### Task details
Retype the whole listing below, character for character.

* BEGIN *

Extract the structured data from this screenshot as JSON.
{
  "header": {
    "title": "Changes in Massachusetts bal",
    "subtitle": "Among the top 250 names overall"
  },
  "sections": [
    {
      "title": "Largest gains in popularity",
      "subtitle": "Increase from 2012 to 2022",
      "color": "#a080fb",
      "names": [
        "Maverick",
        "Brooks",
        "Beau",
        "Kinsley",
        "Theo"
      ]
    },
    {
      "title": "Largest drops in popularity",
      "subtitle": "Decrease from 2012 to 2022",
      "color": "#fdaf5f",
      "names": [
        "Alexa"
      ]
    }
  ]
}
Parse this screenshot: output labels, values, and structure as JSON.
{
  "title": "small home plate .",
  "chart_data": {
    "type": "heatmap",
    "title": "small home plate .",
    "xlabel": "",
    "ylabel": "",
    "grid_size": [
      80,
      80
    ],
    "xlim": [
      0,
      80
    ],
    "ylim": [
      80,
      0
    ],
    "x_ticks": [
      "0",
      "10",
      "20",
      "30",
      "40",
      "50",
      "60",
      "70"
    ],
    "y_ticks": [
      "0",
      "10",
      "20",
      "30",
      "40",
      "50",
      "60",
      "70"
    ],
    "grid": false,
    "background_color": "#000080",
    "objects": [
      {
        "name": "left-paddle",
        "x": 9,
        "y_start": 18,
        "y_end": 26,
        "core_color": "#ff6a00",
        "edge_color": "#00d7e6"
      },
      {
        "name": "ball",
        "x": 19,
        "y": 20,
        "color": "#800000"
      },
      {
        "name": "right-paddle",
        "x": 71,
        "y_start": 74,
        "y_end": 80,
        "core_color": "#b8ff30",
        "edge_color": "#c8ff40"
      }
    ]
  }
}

* END *

### Complete response
Extract the structured data from this screenshot as JSON.
{
  "header": {
    "title": "Changes in Massachusetts bal",
    "subtitle": "Among the top 250 names overall"
  },
  "sections": [
    {
      "title": "Largest gains in popularity",
      "subtitle": "Increase from 2012 to 2022",
      "color": "#a080fb",
      "names": [
        "Maverick",
        "Brooks",
        "Beau",
        "Kinsley",
        "Theo"
      ]
    },
    {
      "title": "Largest drops in popularity",
      "subtitle": "Decrease from 2012 to 2022",
      "color": "#fdaf5f",
      "names": [
        "Alexa"
      ]
    }
  ]
}
Parse this screenshot: output labels, values, and structure as JSON.
{
  "title": "small home plate .",
  "chart_data": {
    "type": "heatmap",
    "title": "small home plate .",
    "xlabel": "",
    "ylabel": "",
    "grid_size": [
      80,
      80
    ],
    "xlim": [
      0,
      80
    ],
    "ylim": [
      80,
      0
    ],
    "x_ticks": [
      "0",
      "10",
      "20",
      "30",
      "40",
      "50",
      "60",
      "70"
    ],
    "y_ticks": [
      "0",
      "10",
      "20",
      "30",
      "40",
      "50",
      "60",
      "70"
    ],
    "grid": false,
    "background_color": "#000080",
    "objects": [
      {
        "name": "left-paddle",
        "x": 9,
        "y_start": 18,
        "y_end": 26,
        "core_color": "#ff6a00",
        "edge_color": "#00d7e6"
      },
      {
        "name": "ball",
        "x": 19,
        "y": 20,
        "color": "#800000"
      },
      {
        "name": "right-paddle",
        "x": 71,
        "y_start": 74,
        "y_end": 80,
        "core_color": "#b8ff30",
        "edge_color": "#c8ff40"
      }
    ]
  }
}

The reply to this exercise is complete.